STATED TASK => Copy the line containing "Read all visible content and emit it as JSON.", then all lines after it up to and including the final line of the material, exactly and without additions.

EXTRACTED INFORMATION =>
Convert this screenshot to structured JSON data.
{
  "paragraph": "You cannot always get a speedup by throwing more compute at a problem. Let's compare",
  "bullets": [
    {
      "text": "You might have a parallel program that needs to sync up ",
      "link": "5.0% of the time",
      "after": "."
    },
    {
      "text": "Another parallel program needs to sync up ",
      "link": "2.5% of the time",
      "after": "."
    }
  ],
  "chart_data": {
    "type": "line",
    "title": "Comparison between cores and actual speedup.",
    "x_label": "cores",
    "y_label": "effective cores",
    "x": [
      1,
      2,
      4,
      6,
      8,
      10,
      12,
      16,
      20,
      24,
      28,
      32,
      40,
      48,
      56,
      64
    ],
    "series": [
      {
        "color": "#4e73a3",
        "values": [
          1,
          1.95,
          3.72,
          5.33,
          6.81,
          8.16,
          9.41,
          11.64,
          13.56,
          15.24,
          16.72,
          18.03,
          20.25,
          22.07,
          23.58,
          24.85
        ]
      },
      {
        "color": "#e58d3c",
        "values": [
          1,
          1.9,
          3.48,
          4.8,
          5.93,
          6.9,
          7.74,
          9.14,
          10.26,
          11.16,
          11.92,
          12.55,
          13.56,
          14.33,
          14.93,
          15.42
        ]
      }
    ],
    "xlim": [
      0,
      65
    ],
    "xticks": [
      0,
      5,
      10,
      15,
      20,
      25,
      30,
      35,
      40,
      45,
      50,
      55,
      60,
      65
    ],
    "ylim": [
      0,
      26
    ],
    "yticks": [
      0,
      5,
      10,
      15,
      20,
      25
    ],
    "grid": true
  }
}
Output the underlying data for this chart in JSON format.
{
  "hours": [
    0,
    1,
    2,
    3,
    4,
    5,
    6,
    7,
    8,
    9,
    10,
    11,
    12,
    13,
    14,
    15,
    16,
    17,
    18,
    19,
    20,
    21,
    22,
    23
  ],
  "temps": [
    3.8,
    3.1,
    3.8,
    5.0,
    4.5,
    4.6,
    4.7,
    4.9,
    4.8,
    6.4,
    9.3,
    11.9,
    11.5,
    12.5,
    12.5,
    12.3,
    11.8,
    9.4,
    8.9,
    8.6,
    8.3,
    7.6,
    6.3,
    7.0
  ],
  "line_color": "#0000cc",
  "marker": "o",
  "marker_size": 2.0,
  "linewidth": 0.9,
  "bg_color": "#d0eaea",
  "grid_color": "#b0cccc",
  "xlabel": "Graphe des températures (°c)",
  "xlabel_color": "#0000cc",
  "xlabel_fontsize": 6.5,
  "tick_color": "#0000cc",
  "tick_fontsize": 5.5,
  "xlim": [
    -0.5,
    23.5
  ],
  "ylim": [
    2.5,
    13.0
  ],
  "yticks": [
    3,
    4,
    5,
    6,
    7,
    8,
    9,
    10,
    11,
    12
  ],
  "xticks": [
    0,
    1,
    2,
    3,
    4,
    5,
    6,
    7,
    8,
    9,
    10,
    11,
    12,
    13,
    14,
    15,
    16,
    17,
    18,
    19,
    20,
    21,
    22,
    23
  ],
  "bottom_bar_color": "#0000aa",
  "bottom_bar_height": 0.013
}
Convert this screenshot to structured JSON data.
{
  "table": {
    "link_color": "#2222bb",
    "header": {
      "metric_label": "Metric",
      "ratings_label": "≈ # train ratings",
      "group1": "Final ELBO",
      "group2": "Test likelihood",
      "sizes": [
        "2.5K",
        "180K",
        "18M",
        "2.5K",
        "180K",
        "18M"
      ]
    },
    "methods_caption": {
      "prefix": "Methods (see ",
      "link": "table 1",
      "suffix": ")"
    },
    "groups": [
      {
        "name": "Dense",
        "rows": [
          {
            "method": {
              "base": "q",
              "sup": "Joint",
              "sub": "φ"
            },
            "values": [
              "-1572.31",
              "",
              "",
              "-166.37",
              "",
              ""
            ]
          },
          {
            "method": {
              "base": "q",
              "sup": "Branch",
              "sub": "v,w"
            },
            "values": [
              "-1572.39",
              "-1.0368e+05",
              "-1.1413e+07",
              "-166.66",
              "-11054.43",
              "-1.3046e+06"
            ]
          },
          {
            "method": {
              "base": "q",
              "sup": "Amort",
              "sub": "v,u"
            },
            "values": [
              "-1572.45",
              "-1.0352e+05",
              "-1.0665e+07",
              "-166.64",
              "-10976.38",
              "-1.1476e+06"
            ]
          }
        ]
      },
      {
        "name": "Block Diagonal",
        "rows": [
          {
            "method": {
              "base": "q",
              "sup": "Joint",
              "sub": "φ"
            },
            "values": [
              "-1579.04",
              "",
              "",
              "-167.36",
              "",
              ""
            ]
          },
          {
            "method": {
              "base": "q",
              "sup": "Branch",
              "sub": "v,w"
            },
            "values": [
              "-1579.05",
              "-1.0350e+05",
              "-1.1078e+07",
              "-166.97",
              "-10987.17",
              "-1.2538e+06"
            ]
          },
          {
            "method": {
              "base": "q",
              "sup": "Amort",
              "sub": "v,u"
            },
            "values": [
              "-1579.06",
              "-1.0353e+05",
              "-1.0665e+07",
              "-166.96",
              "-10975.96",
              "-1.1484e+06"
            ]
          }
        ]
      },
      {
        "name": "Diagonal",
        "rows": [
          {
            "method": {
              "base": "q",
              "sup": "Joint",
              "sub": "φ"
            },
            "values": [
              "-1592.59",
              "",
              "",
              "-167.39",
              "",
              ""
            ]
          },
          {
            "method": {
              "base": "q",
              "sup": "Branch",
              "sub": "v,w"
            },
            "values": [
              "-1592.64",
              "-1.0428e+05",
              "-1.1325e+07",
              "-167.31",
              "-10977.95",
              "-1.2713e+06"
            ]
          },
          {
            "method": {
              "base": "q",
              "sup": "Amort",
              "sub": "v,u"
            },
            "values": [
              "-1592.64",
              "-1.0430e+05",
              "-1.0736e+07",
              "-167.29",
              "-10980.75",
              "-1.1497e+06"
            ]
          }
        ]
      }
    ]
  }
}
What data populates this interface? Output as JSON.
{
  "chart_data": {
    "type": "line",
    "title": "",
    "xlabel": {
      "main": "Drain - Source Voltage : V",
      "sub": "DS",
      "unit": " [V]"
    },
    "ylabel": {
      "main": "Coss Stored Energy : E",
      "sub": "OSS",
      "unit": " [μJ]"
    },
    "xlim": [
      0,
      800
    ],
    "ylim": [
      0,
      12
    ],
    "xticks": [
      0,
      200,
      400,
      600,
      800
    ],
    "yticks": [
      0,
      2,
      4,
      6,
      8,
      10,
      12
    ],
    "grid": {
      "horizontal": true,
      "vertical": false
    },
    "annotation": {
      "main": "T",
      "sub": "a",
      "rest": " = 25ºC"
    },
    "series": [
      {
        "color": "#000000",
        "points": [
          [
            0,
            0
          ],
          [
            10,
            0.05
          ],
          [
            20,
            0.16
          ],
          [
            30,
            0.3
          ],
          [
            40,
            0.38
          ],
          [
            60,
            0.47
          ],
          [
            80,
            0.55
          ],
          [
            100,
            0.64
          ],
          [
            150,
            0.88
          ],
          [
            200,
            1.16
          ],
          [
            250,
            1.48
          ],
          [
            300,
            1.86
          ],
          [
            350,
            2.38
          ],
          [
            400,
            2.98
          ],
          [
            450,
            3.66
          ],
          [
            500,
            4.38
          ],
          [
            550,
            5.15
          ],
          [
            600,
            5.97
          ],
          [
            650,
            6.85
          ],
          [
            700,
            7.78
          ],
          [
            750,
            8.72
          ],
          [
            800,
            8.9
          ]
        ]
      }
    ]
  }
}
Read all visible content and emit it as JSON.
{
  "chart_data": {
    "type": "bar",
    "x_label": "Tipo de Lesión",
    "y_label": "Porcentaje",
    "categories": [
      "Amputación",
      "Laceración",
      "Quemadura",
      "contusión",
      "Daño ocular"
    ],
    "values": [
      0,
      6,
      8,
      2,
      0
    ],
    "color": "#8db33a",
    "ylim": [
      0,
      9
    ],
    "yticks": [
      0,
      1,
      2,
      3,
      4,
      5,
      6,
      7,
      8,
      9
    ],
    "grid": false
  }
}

TASK OUTPUT =>
Read all visible content and emit it as JSON.
{
  "chart_data": {
    "type": "bar",
    "x_label": "Tipo de Lesión",
    "y_label": "Porcentaje",
    "categories": [
      "Amputación",
      "Laceración",
      "Quemadura",
      "contusión",
      "Daño ocular"
    ],
    "values": [
      0,
      6,
      8,
      2,
      0
    ],
    "color": "#8db33a",
    "ylim": [
      0,
      9
    ],
    "yticks": [
      0,
      1,
      2,
      3,
      4,
      5,
      6,
      7,
      8,
      9
    ],
    "grid": false
  }
}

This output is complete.